**EXERCISE DETAILS**
Print out each record below, unaltered and complete, without its images.

Data excerpts:
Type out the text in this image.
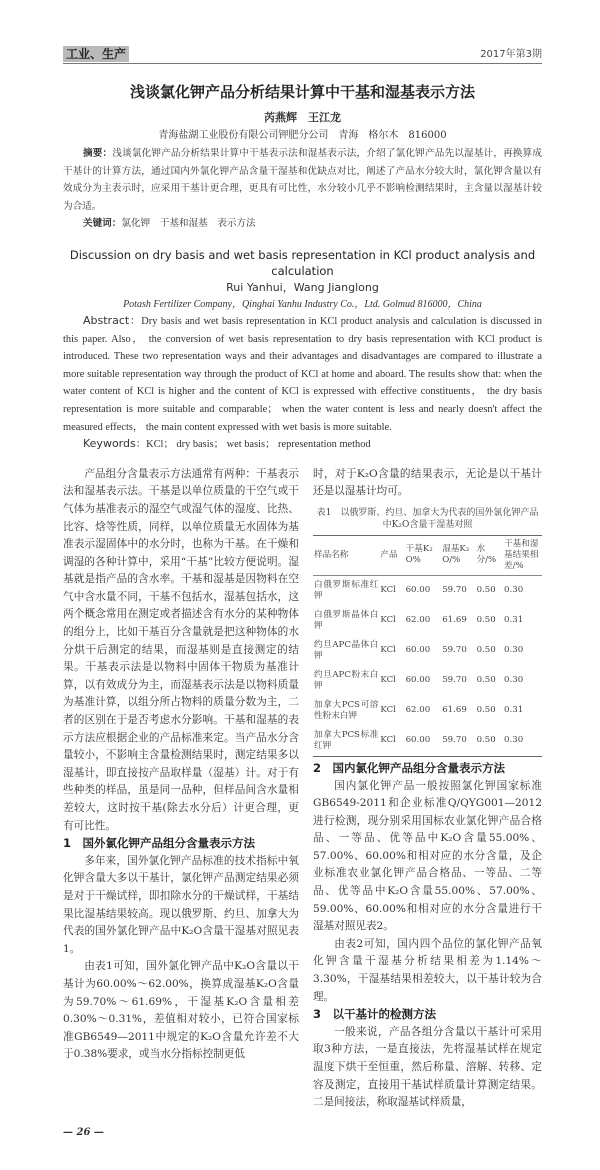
工业、生产	2017年第3期
浅谈氯化钾产品分析结果计算中干基和湿基表示方法
芮燕辉　王江龙
青海盐湖工业股份有限公司钾肥分公司　青海　格尔木　816000
摘要：浅谈氯化钾产品分析结果计算中干基表示法和湿基表示法，介绍了氯化钾产品先以湿基计，再换算成干基计的计算方法，通过国内外氯化钾产品含量干湿基和优缺点对比，阐述了产品水分较大时，氯化钾含量以有效成分为主表示时，应采用干基计更合理，更具有可比性，水分较小几乎不影响检测结果时，主含量以湿基计较为合适。
关键词：氯化钾　干基和湿基　表示方法
Discussion on dry basis and wet basis representation in KCl product analysis and calculation
Rui Yanhui，Wang Jianglong
Potash Fertilizer Company，Qinghai Yanhu Industry Co.，Ltd. Golmud 816000，China
Abstract：Dry basis and wet basis representation in KCl product analysis and calculation is discussed in this paper. Also， the conversion of wet basis representation to dry basis representation with KCl product is introduced. These two representation ways and their advantages and disadvantages are compared to illustrate a more suitable representation way through the product of KCl at home and aboard. The results show that: when the water content of KCl is higher and the content of KCl is expressed with effective constituents， the dry basis representation is more suitable and comparable； when the water content is less and nearly doesn't affect the measured effects， the main content expressed with wet basis is more suitable.
Keywords：KCl； dry basis； wet basis； representation method

产品组分含量表示方法通常有两种：干基表示法和湿基表示法。干基是以单位质量的干空气或干气体为基准表示的湿空气或湿气体的湿度、比热、比容、焓等性质，同样，以单位质量无水固体为基准表示湿固体中的水分时，也称为干基。在干燥和调湿的各种计算中，采用“干基”比较方便说明。湿基就是指产品的含水率。干基和湿基是因物料在空气中含水量不同，干基不包括水，湿基包括水，这两个概念常用在测定或者描述含有水分的某种物体的组分上，比如干基百分含量就是把这种物体的水分烘干后测定的结果，而湿基则是直接测定的结果。干基表示法是以物料中固体干物质为基准计算，以有效成分为主，而湿基表示法是以物料质量为基准计算，以组分所占物料的质量分数为主，二者的区别在于是否考虑水分影响。干基和湿基的表示方法应根据企业的产品标准来定。当产品水分含量较小，不影响主含量检测结果时，测定结果多以湿基计，即直接按产品取样量（湿基）计。对于有些种类的样品，虽是同一品种，但样品间含水量相差较大，这时按干基(除去水分后）计更合理，更有可比性。

1　国外氯化钾产品组分含量表示方法

多年来，国外氯化钾产品标准的技术指标中氧化钾含量大多以干基计，氯化钾产品测定结果必须是对于干燥试样，即扣除水分的干燥试样，干基结果比湿基结果较高。现以俄罗斯、约旦、加拿大为代表的国外氯化钾产品中K₂O含量干湿基对照见表1。

由表1可知，国外氯化钾产品中K₂O含量以干基计为60.00%～62.00%，换算成湿基K₂O含量为59.70%～61.69%，干湿基K₂O含量相差0.30%～0.31%，差值相对较小，已符合国家标准GB6549—2011中规定的K₂O含量允许差不大于0.38%要求，或当水分指标控制更低

时，对于K₂O含量的结果表示，无论是以干基计还是以湿基计均可。

表1　以俄罗斯、约旦、加拿大为代表的国外氯化钾产品中K₂O含量干湿基对照
样品名称	产品	干基K₂O%	湿基K₂O/%	水分/%	干基和湿基结果相差/%
白俄罗斯标准红钾	KCl	60.00	59.70	0.50	0.30
白俄罗斯晶体白钾	KCl	62.00	61.69	0.50	0.31
约旦APC晶体白钾	KCl	60.00	59.70	0.50	0.30
约旦APC粉末白钾	KCl	60.00	59.70	0.50	0.30
加拿大PCS可溶性粉末白钾	KCl	62.00	61.69	0.50	0.31
加拿大PCS标准红钾	KCl	60.00	59.70	0.50	0.30
2　国内氯化钾产品组分含量表示方法

国内氯化钾产品一般按照氯化钾国家标准GB6549-2011和企业标准Q/QYG001—2012进行检测，现分别采用国标农业氯化钾产品合格品、一等品、优等品中K₂O含量55.00%、57.00%、60.00%和相对应的水分含量，及企业标准农业氯化钾产品合格品、一等品、二等品、优等品中K₂O含量55.00%、57.00%、59.00%、60.00%和相对应的水分含量进行干湿基对照见表2。

由表2可知，国内四个品位的氯化钾产品氧化钾含量干湿基分析结果相差为1.14%～3.30%，干湿基结果相差较大，以干基计较为合理。

3　以干基计的检测方法

一般来说，产品各组分含量以干基计可采用取3种方法，一是直接法，先将湿基试样在规定温度下烘干至恒重，然后称量、溶解、转移、定容及测定，直接用干基试样质量计算测定结果。二是间接法，称取湿基试样质量，

— 26 —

**RESULT OF THE TASK**
Type out the text in this image.
工业、生产	2017年第3期
浅谈氯化钾产品分析结果计算中干基和湿基表示方法
芮燕辉　王江龙
青海盐湖工业股份有限公司钾肥分公司　青海　格尔木　816000
摘要：浅谈氯化钾产品分析结果计算中干基表示法和湿基表示法，介绍了氯化钾产品先以湿基计，再换算成干基计的计算方法，通过国内外氯化钾产品含量干湿基和优缺点对比，阐述了产品水分较大时，氯化钾含量以有效成分为主表示时，应采用干基计更合理，更具有可比性，水分较小几乎不影响检测结果时，主含量以湿基计较为合适。
关键词：氯化钾　干基和湿基　表示方法
Discussion on dry basis and wet basis representation in KCl product analysis and calculation
Rui Yanhui，Wang Jianglong
Potash Fertilizer Company，Qinghai Yanhu Industry Co.，Ltd. Golmud 816000，China
Abstract：Dry basis and wet basis representation in KCl product analysis and calculation is discussed in this paper. Also， the conversion of wet basis representation to dry basis representation with KCl product is introduced. These two representation ways and their advantages and disadvantages are compared to illustrate a more suitable representation way through the product of KCl at home and aboard. The results show that: when the water content of KCl is higher and the content of KCl is expressed with effective constituents， the dry basis representation is more suitable and comparable； when the water content is less and nearly doesn't affect the measured effects， the main content expressed with wet basis is more suitable.
Keywords：KCl； dry basis； wet basis； representation method

产品组分含量表示方法通常有两种：干基表示法和湿基表示法。干基是以单位质量的干空气或干气体为基准表示的湿空气或湿气体的湿度、比热、比容、焓等性质，同样，以单位质量无水固体为基准表示湿固体中的水分时，也称为干基。在干燥和调湿的各种计算中，采用“干基”比较方便说明。湿基就是指产品的含水率。干基和湿基是因物料在空气中含水量不同，干基不包括水，湿基包括水，这两个概念常用在测定或者描述含有水分的某种物体的组分上，比如干基百分含量就是把这种物体的水分烘干后测定的结果，而湿基则是直接测定的结果。干基表示法是以物料中固体干物质为基准计算，以有效成分为主，而湿基表示法是以物料质量为基准计算，以组分所占物料的质量分数为主，二者的区别在于是否考虑水分影响。干基和湿基的表示方法应根据企业的产品标准来定。当产品水分含量较小，不影响主含量检测结果时，测定结果多以湿基计，即直接按产品取样量（湿基）计。对于有些种类的样品，虽是同一品种，但样品间含水量相差较大，这时按干基(除去水分后）计更合理，更有可比性。

1　国外氯化钾产品组分含量表示方法

多年来，国外氯化钾产品标准的技术指标中氧化钾含量大多以干基计，氯化钾产品测定结果必须是对于干燥试样，即扣除水分的干燥试样，干基结果比湿基结果较高。现以俄罗斯、约旦、加拿大为代表的国外氯化钾产品中K₂O含量干湿基对照见表1。

由表1可知，国外氯化钾产品中K₂O含量以干基计为60.00%～62.00%，换算成湿基K₂O含量为59.70%～61.69%，干湿基K₂O含量相差0.30%～0.31%，差值相对较小，已符合国家标准GB6549—2011中规定的K₂O含量允许差不大于0.38%要求，或当水分指标控制更低

时，对于K₂O含量的结果表示，无论是以干基计还是以湿基计均可。

表1　以俄罗斯、约旦、加拿大为代表的国外氯化钾产品中K₂O含量干湿基对照
样品名称	产品	干基K₂O%	湿基K₂O/%	水分/%	干基和湿基结果相差/%
白俄罗斯标准红钾	KCl	60.00	59.70	0.50	0.30
白俄罗斯晶体白钾	KCl	62.00	61.69	0.50	0.31
约旦APC晶体白钾	KCl	60.00	59.70	0.50	0.30
约旦APC粉末白钾	KCl	60.00	59.70	0.50	0.30
加拿大PCS可溶性粉末白钾	KCl	62.00	61.69	0.50	0.31
加拿大PCS标准红钾	KCl	60.00	59.70	0.50	0.30
2　国内氯化钾产品组分含量表示方法

国内氯化钾产品一般按照氯化钾国家标准GB6549-2011和企业标准Q/QYG001—2012进行检测，现分别采用国标农业氯化钾产品合格品、一等品、优等品中K₂O含量55.00%、57.00%、60.00%和相对应的水分含量，及企业标准农业氯化钾产品合格品、一等品、二等品、优等品中K₂O含量55.00%、57.00%、59.00%、60.00%和相对应的水分含量进行干湿基对照见表2。

由表2可知，国内四个品位的氯化钾产品氧化钾含量干湿基分析结果相差为1.14%～3.30%，干湿基结果相差较大，以干基计较为合理。

3　以干基计的检测方法

一般来说，产品各组分含量以干基计可采用取3种方法，一是直接法，先将湿基试样在规定温度下烘干至恒重，然后称量、溶解、转移、定容及测定，直接用干基试样质量计算测定结果。二是间接法，称取湿基试样质量，

— 26 —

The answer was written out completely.